### Exercise instructions
Print the entries below word for word; the pictures stay out of your copy.

### Data to use
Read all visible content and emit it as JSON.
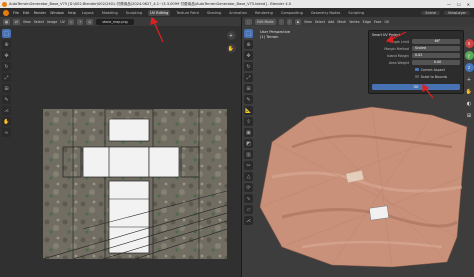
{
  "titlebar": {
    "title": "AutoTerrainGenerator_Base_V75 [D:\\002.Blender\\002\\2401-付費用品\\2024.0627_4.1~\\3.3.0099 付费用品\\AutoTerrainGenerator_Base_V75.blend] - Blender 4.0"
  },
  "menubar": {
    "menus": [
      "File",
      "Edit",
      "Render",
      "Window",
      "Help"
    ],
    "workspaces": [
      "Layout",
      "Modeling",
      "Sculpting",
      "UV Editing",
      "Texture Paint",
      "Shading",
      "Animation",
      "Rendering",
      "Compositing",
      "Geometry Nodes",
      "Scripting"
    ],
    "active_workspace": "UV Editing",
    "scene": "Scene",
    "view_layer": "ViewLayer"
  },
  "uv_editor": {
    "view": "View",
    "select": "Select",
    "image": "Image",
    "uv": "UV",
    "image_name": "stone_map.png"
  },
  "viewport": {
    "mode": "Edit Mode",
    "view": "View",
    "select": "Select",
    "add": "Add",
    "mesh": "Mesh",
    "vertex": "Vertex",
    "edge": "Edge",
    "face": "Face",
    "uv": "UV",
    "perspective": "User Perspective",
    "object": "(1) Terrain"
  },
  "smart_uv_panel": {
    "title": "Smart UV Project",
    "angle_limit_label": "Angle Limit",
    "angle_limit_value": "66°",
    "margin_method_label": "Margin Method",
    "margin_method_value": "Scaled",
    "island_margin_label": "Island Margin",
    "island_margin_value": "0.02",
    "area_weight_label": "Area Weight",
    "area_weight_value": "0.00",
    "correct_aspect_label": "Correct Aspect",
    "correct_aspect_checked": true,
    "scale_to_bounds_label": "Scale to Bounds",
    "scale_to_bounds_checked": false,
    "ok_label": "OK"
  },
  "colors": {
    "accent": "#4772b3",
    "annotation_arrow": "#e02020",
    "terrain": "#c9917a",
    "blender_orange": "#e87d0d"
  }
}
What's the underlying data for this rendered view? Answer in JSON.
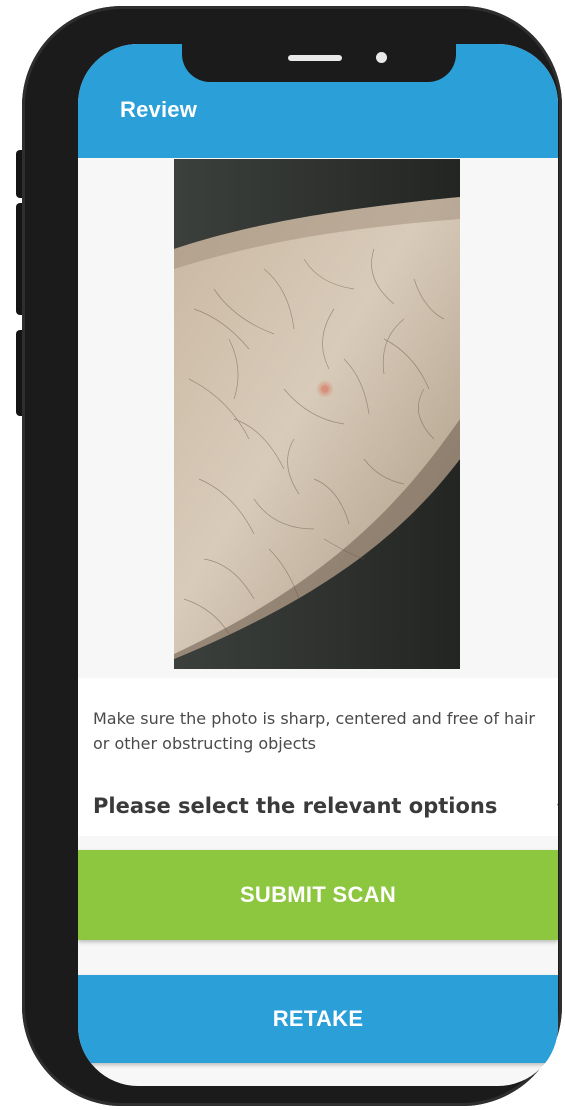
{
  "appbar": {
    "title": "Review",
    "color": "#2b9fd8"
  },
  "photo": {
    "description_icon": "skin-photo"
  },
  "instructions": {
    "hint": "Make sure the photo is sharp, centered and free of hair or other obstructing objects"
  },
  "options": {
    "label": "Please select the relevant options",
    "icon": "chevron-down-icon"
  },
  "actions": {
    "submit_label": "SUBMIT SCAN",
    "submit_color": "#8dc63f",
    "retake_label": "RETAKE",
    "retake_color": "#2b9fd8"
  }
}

### Result for this task
Read all visible content and emit it as JSON.
{
  "titlebar": {
    "title": "AutoTerrainGenerator_Base_V75 [D:\\002.Blender\\002\\2401-付費用品\\2024.0627_4.1~\\3.3.0099 付费用品\\AutoTerrainGenerator_Base_V75.blend] - Blender 4.0"
  },
  "menubar": {
    "menus": [
      "File",
      "Edit",
      "Render",
      "Window",
      "Help"
    ],
    "workspaces": [
      "Layout",
      "Modeling",
      "Sculpting",
      "UV Editing",
      "Texture Paint",
      "Shading",
      "Animation",
      "Rendering",
      "Compositing",
      "Geometry Nodes",
      "Scripting"
    ],
    "active_workspace": "UV Editing",
    "scene": "Scene",
    "view_layer": "ViewLayer"
  },
  "uv_editor": {
    "view": "View",
    "select": "Select",
    "image": "Image",
    "uv": "UV",
    "image_name": "stone_map.png"
  },
  "viewport": {
    "mode": "Edit Mode",
    "view": "View",
    "select": "Select",
    "add": "Add",
    "mesh": "Mesh",
    "vertex": "Vertex",
    "edge": "Edge",
    "face": "Face",
    "uv": "UV",
    "perspective": "User Perspective",
    "object": "(1) Terrain"
  },
  "smart_uv_panel": {
    "title": "Smart UV Project",
    "angle_limit_label": "Angle Limit",
    "angle_limit_value": "66°",
    "margin_method_label": "Margin Method",
    "margin_method_value": "Scaled",
    "island_margin_label": "Island Margin",
    "island_margin_value": "0.02",
    "area_weight_label": "Area Weight",
    "area_weight_value": "0.00",
    "correct_aspect_label": "Correct Aspect",
    "correct_aspect_checked": true,
    "scale_to_bounds_label": "Scale to Bounds",
    "scale_to_bounds_checked": false,
    "ok_label": "OK"
  },
  "colors": {
    "accent": "#4772b3",
    "annotation_arrow": "#e02020",
    "terrain": "#c9917a",
    "blender_orange": "#e87d0d"
  }
}
What's the underlying data for this rendered view? Answer in JSON.
{
  "appbar": {
    "title": "Review",
    "color": "#2b9fd8"
  },
  "photo": {
    "description_icon": "skin-photo"
  },
  "instructions": {
    "hint": "Make sure the photo is sharp, centered and free of hair or other obstructing objects"
  },
  "options": {
    "label": "Please select the relevant options",
    "icon": "chevron-down-icon"
  },
  "actions": {
    "submit_label": "SUBMIT SCAN",
    "submit_color": "#8dc63f",
    "retake_label": "RETAKE",
    "retake_color": "#2b9fd8"
  }
}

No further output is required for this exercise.